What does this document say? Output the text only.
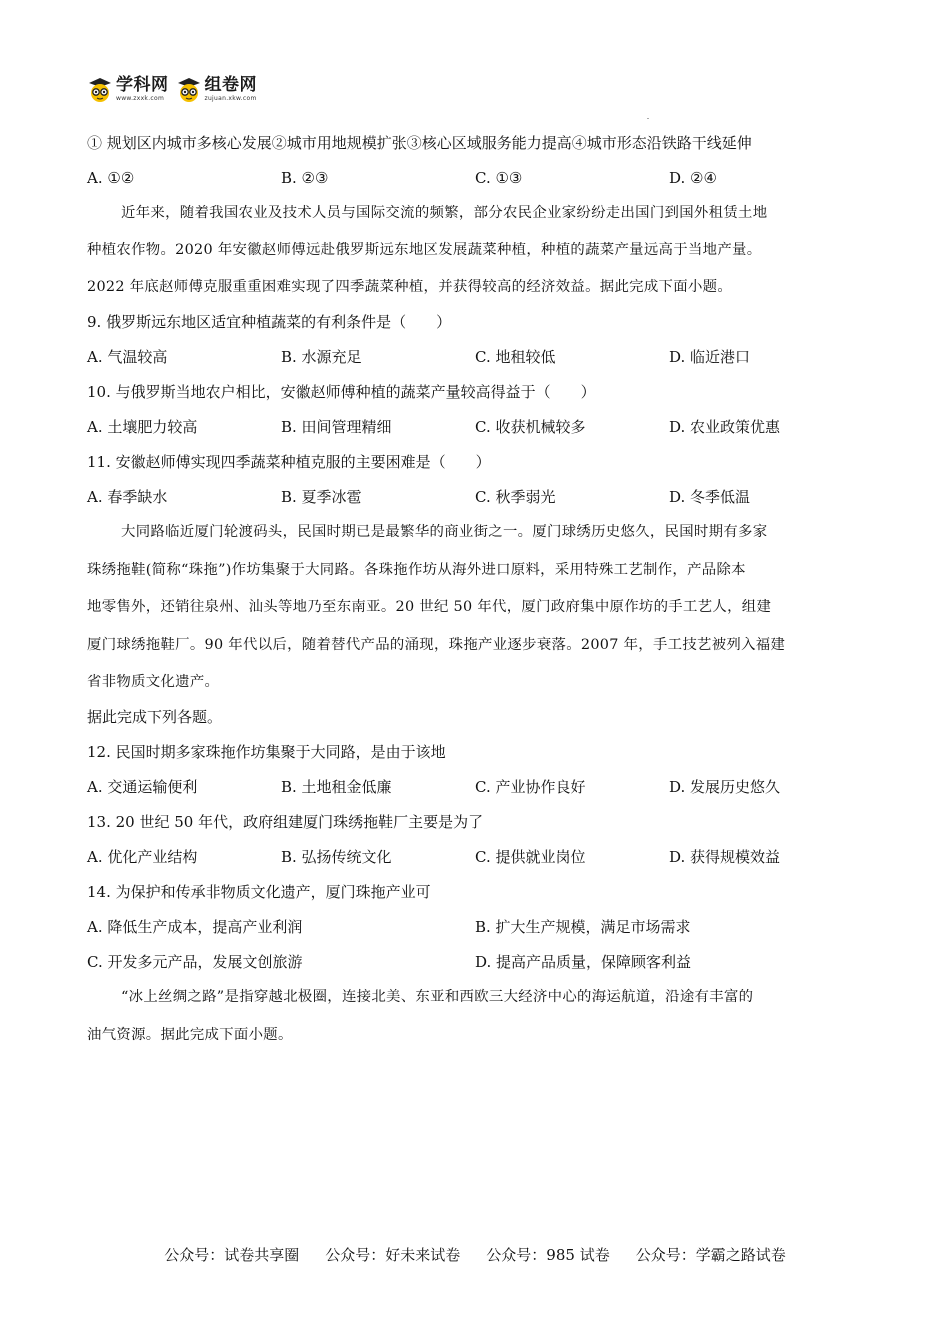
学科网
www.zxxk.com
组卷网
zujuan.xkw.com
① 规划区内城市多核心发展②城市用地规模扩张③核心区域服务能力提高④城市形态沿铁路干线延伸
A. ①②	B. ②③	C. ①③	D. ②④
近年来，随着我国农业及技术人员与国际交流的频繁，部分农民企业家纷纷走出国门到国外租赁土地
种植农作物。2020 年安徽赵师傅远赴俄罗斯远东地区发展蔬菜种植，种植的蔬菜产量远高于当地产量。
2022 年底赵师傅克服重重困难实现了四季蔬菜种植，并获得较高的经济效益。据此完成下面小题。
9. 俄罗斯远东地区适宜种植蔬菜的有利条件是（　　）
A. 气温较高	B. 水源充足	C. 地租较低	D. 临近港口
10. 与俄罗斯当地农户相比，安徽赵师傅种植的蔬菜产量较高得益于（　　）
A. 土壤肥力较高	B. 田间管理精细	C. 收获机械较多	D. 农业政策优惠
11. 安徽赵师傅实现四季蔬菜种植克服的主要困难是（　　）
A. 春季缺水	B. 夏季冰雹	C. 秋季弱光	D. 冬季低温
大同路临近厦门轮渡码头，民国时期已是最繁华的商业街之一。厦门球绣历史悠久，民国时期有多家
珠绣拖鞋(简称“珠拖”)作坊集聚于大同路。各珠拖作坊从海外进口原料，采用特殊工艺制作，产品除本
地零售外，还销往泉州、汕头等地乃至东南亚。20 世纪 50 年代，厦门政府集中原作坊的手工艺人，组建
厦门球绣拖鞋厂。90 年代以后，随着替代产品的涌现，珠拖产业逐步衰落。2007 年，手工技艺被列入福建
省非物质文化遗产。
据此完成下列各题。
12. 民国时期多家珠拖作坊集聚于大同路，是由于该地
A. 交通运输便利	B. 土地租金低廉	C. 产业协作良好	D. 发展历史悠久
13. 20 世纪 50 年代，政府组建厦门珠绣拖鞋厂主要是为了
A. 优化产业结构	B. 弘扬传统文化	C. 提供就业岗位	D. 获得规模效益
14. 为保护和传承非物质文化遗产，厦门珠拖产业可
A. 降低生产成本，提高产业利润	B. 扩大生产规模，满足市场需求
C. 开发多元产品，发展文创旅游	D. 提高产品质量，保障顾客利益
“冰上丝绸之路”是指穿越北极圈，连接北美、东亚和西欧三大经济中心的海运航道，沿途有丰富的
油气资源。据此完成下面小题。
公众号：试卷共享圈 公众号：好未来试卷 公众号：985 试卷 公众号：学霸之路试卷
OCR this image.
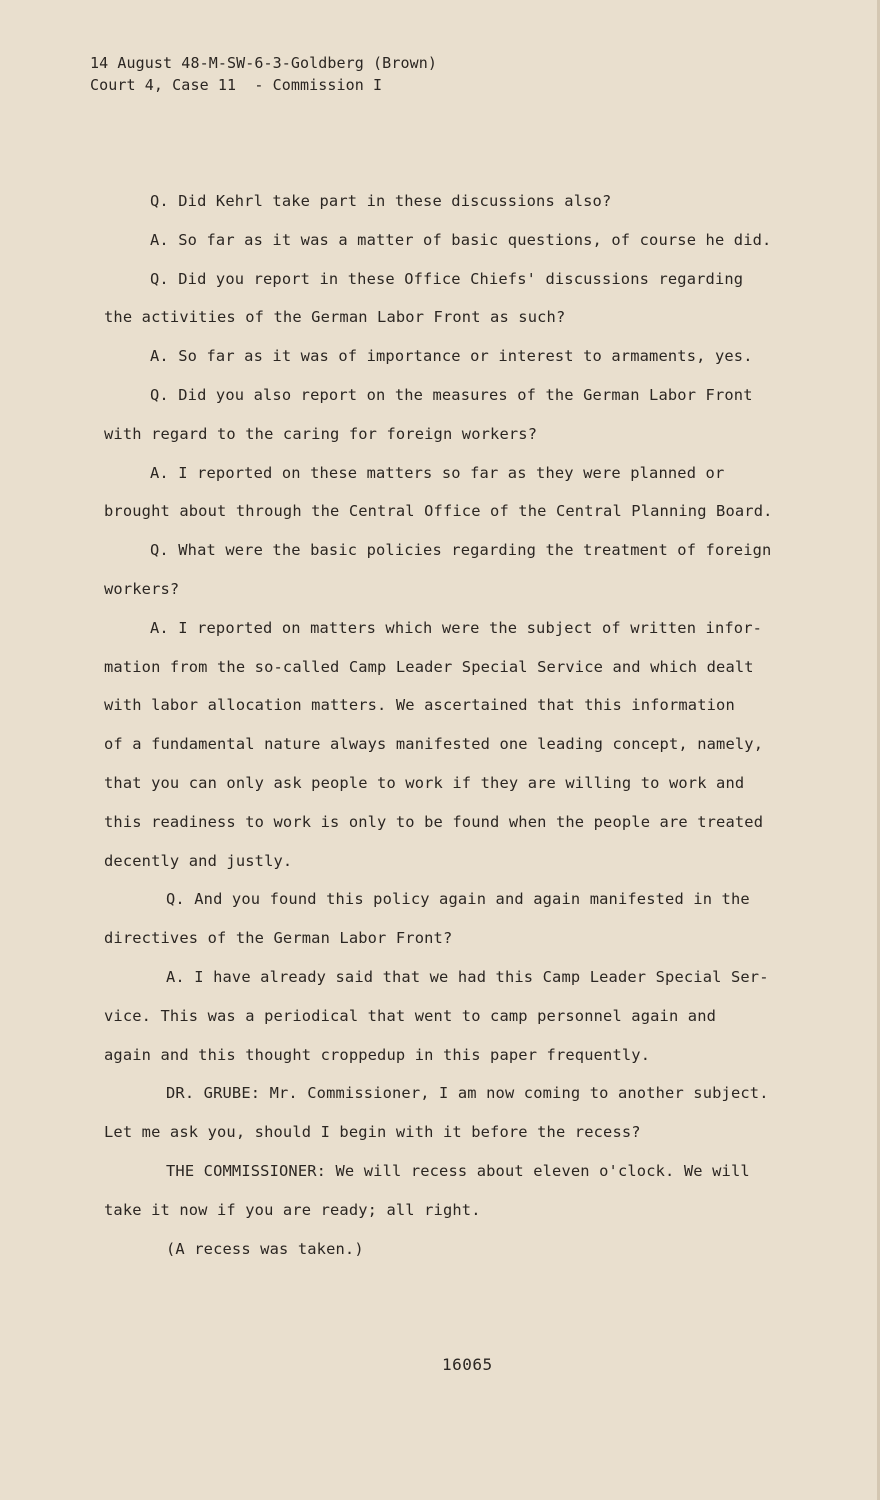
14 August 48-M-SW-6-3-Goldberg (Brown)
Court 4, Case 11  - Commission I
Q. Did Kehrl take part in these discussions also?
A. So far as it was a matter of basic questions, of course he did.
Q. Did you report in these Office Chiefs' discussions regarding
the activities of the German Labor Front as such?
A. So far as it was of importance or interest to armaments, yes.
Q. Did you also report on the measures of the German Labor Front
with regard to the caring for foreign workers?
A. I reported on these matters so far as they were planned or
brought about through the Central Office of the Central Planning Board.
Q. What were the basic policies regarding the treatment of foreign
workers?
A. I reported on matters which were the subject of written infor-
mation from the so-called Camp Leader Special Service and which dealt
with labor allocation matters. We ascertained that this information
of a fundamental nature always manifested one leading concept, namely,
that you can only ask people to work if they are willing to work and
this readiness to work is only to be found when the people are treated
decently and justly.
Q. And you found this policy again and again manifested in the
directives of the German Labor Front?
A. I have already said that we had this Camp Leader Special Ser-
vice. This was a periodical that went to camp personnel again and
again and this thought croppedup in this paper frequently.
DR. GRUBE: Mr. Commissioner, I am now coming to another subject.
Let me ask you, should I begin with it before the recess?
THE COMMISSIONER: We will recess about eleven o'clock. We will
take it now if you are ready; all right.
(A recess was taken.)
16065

---

Every line of the material is to be quoted exactly, with no pictures carried over.

* [Written solution]:
What does this document say? Output the text only.
学科网
www.zxxk.com
组卷网
zujuan.xkw.com
① 规划区内城市多核心发展②城市用地规模扩张③核心区域服务能力提高④城市形态沿铁路干线延伸
A. ①②	B. ②③	C. ①③	D. ②④
近年来，随着我国农业及技术人员与国际交流的频繁，部分农民企业家纷纷走出国门到国外租赁土地
种植农作物。2020 年安徽赵师傅远赴俄罗斯远东地区发展蔬菜种植，种植的蔬菜产量远高于当地产量。
2022 年底赵师傅克服重重困难实现了四季蔬菜种植，并获得较高的经济效益。据此完成下面小题。
9. 俄罗斯远东地区适宜种植蔬菜的有利条件是（　　）
A. 气温较高	B. 水源充足	C. 地租较低	D. 临近港口
10. 与俄罗斯当地农户相比，安徽赵师傅种植的蔬菜产量较高得益于（　　）
A. 土壤肥力较高	B. 田间管理精细	C. 收获机械较多	D. 农业政策优惠
11. 安徽赵师傅实现四季蔬菜种植克服的主要困难是（　　）
A. 春季缺水	B. 夏季冰雹	C. 秋季弱光	D. 冬季低温
大同路临近厦门轮渡码头，民国时期已是最繁华的商业街之一。厦门球绣历史悠久，民国时期有多家
珠绣拖鞋(简称“珠拖”)作坊集聚于大同路。各珠拖作坊从海外进口原料，采用特殊工艺制作，产品除本
地零售外，还销往泉州、汕头等地乃至东南亚。20 世纪 50 年代，厦门政府集中原作坊的手工艺人，组建
厦门球绣拖鞋厂。90 年代以后，随着替代产品的涌现，珠拖产业逐步衰落。2007 年，手工技艺被列入福建
省非物质文化遗产。
据此完成下列各题。
12. 民国时期多家珠拖作坊集聚于大同路，是由于该地
A. 交通运输便利	B. 土地租金低廉	C. 产业协作良好	D. 发展历史悠久
13. 20 世纪 50 年代，政府组建厦门珠绣拖鞋厂主要是为了
A. 优化产业结构	B. 弘扬传统文化	C. 提供就业岗位	D. 获得规模效益
14. 为保护和传承非物质文化遗产，厦门珠拖产业可
A. 降低生产成本，提高产业利润	B. 扩大生产规模，满足市场需求
C. 开发多元产品，发展文创旅游	D. 提高产品质量，保障顾客利益
“冰上丝绸之路”是指穿越北极圈，连接北美、东亚和西欧三大经济中心的海运航道，沿途有丰富的
油气资源。据此完成下面小题。
公众号：试卷共享圈 公众号：好未来试卷 公众号：985 试卷 公众号：学霸之路试卷
OCR this image.
14 August 48-M-SW-6-3-Goldberg (Brown)
Court 4, Case 11  - Commission I
Q. Did Kehrl take part in these discussions also?
A. So far as it was a matter of basic questions, of course he did.
Q. Did you report in these Office Chiefs' discussions regarding
the activities of the German Labor Front as such?
A. So far as it was of importance or interest to armaments, yes.
Q. Did you also report on the measures of the German Labor Front
with regard to the caring for foreign workers?
A. I reported on these matters so far as they were planned or
brought about through the Central Office of the Central Planning Board.
Q. What were the basic policies regarding the treatment of foreign
workers?
A. I reported on matters which were the subject of written infor-
mation from the so-called Camp Leader Special Service and which dealt
with labor allocation matters. We ascertained that this information
of a fundamental nature always manifested one leading concept, namely,
that you can only ask people to work if they are willing to work and
this readiness to work is only to be found when the people are treated
decently and justly.
Q. And you found this policy again and again manifested in the
directives of the German Labor Front?
A. I have already said that we had this Camp Leader Special Ser-
vice. This was a periodical that went to camp personnel again and
again and this thought croppedup in this paper frequently.
DR. GRUBE: Mr. Commissioner, I am now coming to another subject.
Let me ask you, should I begin with it before the recess?
THE COMMISSIONER: We will recess about eleven o'clock. We will
take it now if you are ready; all right.
(A recess was taken.)
16065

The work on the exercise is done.